Instructions to follow: Render every line of the entries below as a JSON list of strings, one string per line, with blank lines skipped and the pictures left out.

Data shown:
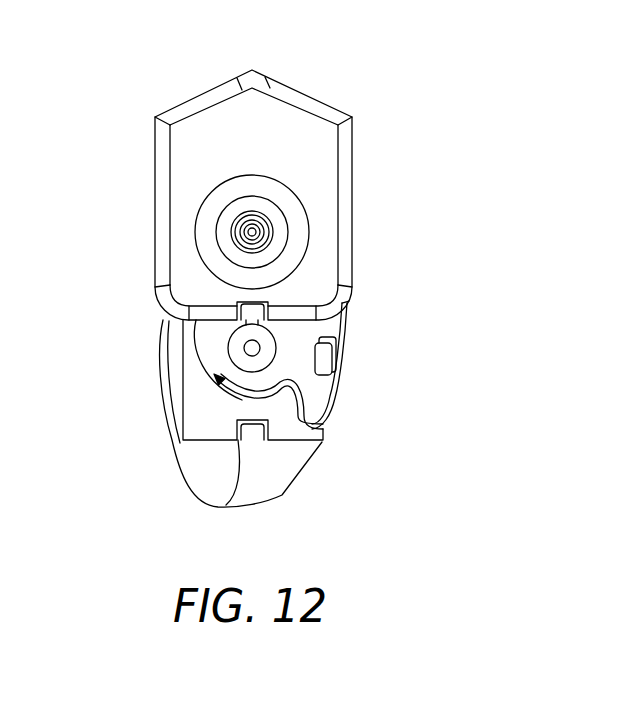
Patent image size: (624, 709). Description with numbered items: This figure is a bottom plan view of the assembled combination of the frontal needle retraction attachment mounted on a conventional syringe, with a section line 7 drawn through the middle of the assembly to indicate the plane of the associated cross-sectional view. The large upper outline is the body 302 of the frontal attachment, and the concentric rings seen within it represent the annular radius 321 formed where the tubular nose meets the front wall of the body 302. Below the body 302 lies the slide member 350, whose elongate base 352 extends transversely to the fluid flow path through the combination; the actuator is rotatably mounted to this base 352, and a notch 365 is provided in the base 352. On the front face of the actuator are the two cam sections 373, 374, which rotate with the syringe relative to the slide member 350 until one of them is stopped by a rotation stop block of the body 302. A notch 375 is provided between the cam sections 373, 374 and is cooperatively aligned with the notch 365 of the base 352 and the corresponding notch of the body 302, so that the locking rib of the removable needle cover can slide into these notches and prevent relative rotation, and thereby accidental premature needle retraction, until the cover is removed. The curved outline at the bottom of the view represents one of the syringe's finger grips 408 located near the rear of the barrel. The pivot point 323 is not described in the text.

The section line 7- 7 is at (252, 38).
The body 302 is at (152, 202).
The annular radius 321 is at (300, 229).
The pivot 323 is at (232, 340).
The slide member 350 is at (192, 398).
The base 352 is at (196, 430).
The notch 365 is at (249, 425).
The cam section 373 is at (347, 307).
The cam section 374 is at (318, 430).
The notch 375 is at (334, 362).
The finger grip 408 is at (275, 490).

Problem solution:
[
  "Patent image size: (624, 709). Description with numbered items: This figure is a bottom plan view of the assembled combination of the frontal needle retraction attachment mounted on a conventional syringe, with a section line 7 drawn through the middle of the assembly to indicate the plane of the associated cross-sectional view. The large upper outline is the body 302 of the frontal attachment, and the concentric rings seen within it represent the annular radius 321 formed where the tubular nose meets the front wall of the body 302. Below the body 302 lies the slide member 350, whose elongate base 352 extends transversely to the fluid flow path through the combination; the actuator is rotatably mounted to this base 352, and a notch 365 is provided in the base 352. On the front face of the actuator are the two cam sections 373, 374, which rotate with the syringe relative to the slide member 350 until one of them is stopped by a rotation stop block of the body 302. A notch 375 is provided between the cam sections 373, 374 and is cooperatively aligned with the notch 365 of the base 352 and the corresponding notch of the body 302, so that the locking rib of the removable needle cover can slide into these notches and prevent relative rotation, and thereby accidental premature needle retraction, until the cover is removed. The curved outline at the bottom of the view represents one of the syringe's finger grips 408 located near the rear of the barrel. The pivot point 323 is not described in the text.",
  "The section line 7- 7 is at (252, 38).",
  "The body 302 is at (152, 202).",
  "The annular radius 321 is at (300, 229).",
  "The pivot 323 is at (232, 340).",
  "The slide member 350 is at (192, 398).",
  "The base 352 is at (196, 430).",
  "The notch 365 is at (249, 425).",
  "The cam section 373 is at (347, 307).",
  "The cam section 374 is at (318, 430).",
  "The notch 375 is at (334, 362).",
  "The finger grip 408 is at (275, 490)."
]